What is asked:
Write out every entry word for word.

**** Record extracts

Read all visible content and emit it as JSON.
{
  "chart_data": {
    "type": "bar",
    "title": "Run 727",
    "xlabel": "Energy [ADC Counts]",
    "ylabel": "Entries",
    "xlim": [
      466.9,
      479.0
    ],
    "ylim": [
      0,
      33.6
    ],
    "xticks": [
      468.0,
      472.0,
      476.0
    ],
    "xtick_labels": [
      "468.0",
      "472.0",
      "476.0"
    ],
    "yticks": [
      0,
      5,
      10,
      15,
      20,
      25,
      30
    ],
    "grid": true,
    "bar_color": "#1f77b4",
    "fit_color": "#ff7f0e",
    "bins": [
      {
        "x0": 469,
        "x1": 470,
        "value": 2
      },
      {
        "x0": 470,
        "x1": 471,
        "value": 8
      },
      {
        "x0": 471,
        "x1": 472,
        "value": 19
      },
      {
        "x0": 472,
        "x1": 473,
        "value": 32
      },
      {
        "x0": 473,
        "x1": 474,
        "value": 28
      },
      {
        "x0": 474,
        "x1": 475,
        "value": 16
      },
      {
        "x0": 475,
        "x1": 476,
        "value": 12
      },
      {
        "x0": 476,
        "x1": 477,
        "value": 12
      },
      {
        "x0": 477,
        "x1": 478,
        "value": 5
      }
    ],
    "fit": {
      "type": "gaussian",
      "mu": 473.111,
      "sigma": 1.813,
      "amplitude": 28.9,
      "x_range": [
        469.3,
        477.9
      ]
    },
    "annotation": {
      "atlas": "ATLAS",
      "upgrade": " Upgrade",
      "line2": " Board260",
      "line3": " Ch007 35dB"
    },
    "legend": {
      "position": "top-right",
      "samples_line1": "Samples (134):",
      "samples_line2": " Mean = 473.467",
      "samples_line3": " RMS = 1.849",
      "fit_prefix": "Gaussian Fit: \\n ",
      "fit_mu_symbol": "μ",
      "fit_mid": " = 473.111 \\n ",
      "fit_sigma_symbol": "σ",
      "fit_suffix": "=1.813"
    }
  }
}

********

Task response:
Read all visible content and emit it as JSON.
{
  "chart_data": {
    "type": "bar",
    "title": "Run 727",
    "xlabel": "Energy [ADC Counts]",
    "ylabel": "Entries",
    "xlim": [
      466.9,
      479.0
    ],
    "ylim": [
      0,
      33.6
    ],
    "xticks": [
      468.0,
      472.0,
      476.0
    ],
    "xtick_labels": [
      "468.0",
      "472.0",
      "476.0"
    ],
    "yticks": [
      0,
      5,
      10,
      15,
      20,
      25,
      30
    ],
    "grid": true,
    "bar_color": "#1f77b4",
    "fit_color": "#ff7f0e",
    "bins": [
      {
        "x0": 469,
        "x1": 470,
        "value": 2
      },
      {
        "x0": 470,
        "x1": 471,
        "value": 8
      },
      {
        "x0": 471,
        "x1": 472,
        "value": 19
      },
      {
        "x0": 472,
        "x1": 473,
        "value": 32
      },
      {
        "x0": 473,
        "x1": 474,
        "value": 28
      },
      {
        "x0": 474,
        "x1": 475,
        "value": 16
      },
      {
        "x0": 475,
        "x1": 476,
        "value": 12
      },
      {
        "x0": 476,
        "x1": 477,
        "value": 12
      },
      {
        "x0": 477,
        "x1": 478,
        "value": 5
      }
    ],
    "fit": {
      "type": "gaussian",
      "mu": 473.111,
      "sigma": 1.813,
      "amplitude": 28.9,
      "x_range": [
        469.3,
        477.9
      ]
    },
    "annotation": {
      "atlas": "ATLAS",
      "upgrade": " Upgrade",
      "line2": " Board260",
      "line3": " Ch007 35dB"
    },
    "legend": {
      "position": "top-right",
      "samples_line1": "Samples (134):",
      "samples_line2": " Mean = 473.467",
      "samples_line3": " RMS = 1.849",
      "fit_prefix": "Gaussian Fit: \\n ",
      "fit_mu_symbol": "μ",
      "fit_mid": " = 473.111 \\n ",
      "fit_sigma_symbol": "σ",
      "fit_suffix": "=1.813"
    }
  }
}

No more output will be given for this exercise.